Problem statement
Identify the lines that contain the string "document", then copy each of them.

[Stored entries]
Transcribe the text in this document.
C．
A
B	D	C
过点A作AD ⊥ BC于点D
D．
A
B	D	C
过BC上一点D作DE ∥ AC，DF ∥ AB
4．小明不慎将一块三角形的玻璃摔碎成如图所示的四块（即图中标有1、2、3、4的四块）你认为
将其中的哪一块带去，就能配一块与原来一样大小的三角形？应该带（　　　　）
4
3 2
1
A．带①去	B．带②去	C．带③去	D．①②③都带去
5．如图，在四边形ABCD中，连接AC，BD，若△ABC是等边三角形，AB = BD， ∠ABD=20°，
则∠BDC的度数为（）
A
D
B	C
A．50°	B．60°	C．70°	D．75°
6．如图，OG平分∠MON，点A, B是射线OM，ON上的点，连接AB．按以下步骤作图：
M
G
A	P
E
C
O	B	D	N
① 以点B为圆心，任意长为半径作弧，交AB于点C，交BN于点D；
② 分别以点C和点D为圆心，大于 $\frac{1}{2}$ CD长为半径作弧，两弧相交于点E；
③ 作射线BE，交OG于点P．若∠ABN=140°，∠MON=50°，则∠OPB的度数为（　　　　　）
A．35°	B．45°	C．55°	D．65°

--

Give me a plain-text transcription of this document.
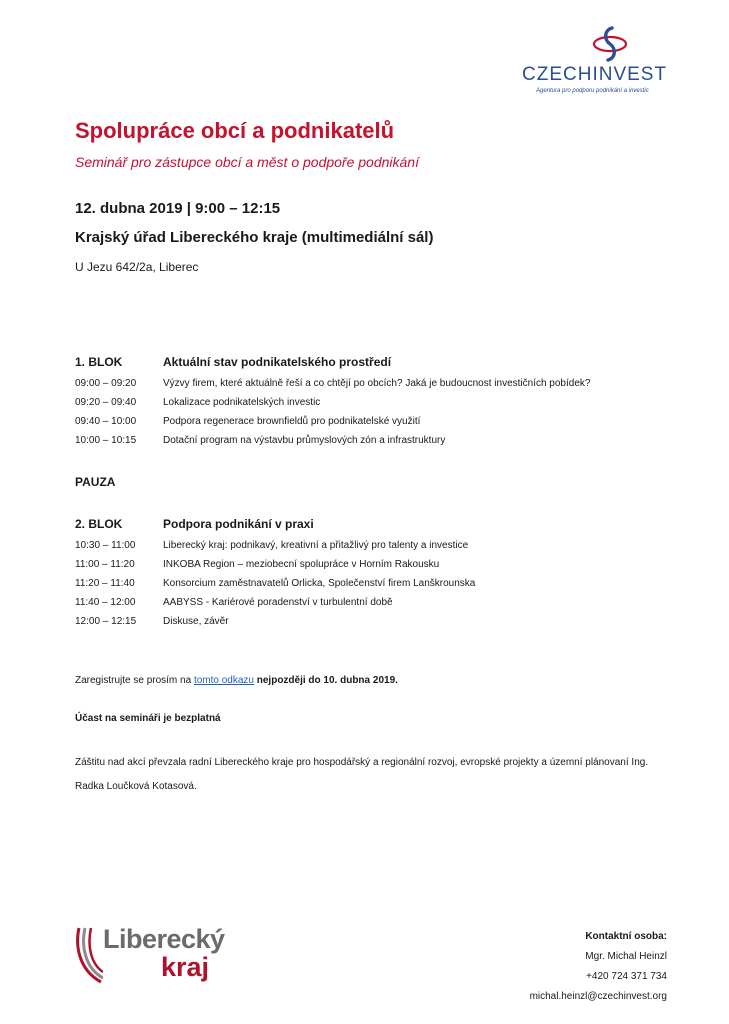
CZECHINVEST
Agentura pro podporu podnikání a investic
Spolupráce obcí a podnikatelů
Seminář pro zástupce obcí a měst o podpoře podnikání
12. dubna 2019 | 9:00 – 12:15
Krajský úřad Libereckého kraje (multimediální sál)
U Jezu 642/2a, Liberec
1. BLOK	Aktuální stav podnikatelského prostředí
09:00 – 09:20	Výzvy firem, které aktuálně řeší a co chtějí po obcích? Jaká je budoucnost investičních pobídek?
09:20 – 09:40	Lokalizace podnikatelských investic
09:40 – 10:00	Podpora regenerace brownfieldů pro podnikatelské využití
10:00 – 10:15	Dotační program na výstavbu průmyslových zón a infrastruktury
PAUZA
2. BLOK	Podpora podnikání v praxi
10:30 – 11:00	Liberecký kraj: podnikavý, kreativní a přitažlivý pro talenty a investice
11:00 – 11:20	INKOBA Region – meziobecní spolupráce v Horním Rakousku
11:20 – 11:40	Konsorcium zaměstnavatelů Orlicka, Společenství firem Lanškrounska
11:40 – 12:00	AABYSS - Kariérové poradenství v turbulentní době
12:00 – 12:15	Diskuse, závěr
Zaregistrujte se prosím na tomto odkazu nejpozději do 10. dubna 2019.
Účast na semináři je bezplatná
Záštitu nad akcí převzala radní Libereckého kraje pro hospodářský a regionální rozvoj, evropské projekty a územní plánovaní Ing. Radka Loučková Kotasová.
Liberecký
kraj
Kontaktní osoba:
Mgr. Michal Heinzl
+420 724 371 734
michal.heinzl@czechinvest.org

Result for this task
Transcribe the text in this document.
Give me a plain-text transcription of this document.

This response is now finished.